◆ TASK: Gather each line of the entries below that includes "only".

◆ TASK INPUT:

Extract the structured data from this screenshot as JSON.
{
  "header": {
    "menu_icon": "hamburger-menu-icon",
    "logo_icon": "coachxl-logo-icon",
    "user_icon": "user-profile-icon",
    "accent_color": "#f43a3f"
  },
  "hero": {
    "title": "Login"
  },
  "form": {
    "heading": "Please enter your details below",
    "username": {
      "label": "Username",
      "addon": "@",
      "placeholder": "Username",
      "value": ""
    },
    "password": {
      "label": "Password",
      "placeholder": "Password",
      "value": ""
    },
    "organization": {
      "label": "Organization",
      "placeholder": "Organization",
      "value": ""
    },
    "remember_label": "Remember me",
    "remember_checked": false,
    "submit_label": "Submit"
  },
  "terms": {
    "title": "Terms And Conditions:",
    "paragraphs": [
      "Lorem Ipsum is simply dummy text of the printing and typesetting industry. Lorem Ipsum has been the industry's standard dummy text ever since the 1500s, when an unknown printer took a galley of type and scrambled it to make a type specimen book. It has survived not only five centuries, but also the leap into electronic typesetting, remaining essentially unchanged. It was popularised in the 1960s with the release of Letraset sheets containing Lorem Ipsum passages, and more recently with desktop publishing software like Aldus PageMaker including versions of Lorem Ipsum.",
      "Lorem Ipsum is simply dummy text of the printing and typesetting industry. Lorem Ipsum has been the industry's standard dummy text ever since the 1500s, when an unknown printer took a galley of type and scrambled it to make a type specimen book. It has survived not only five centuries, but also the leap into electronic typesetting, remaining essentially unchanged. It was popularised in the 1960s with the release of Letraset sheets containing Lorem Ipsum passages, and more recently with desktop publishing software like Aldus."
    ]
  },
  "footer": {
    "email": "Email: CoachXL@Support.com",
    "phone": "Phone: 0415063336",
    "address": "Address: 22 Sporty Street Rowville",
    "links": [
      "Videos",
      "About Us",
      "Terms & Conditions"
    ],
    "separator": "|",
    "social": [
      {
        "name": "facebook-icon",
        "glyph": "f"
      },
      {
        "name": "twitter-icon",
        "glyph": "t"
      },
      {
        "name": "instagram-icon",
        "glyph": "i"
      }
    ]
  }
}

◆ EXERCISE SOLUTION:
      "Lorem Ipsum is simply dummy text of the printing and typesetting industry. Lorem Ipsum has been the industry's standard dummy text ever since the 1500s, when an unknown printer took a galley of type and scrambled it to make a type specimen book. It has survived not only five centuries, but also the leap into electronic typesetting, remaining essentially unchanged. It was popularised in the 1960s with the release of Letraset sheets containing Lorem Ipsum passages, and more recently with desktop publishing software like Aldus PageMaker including versions of Lorem Ipsum.",
      "Lorem Ipsum is simply dummy text of the printing and typesetting industry. Lorem Ipsum has been the industry's standard dummy text ever since the 1500s, when an unknown printer took a galley of type and scrambled it to make a type specimen book. It has survived not only five centuries, but also the leap into electronic typesetting, remaining essentially unchanged. It was popularised in the 1960s with the release of Letraset sheets containing Lorem Ipsum passages, and more recently with desktop publishing software like Aldus."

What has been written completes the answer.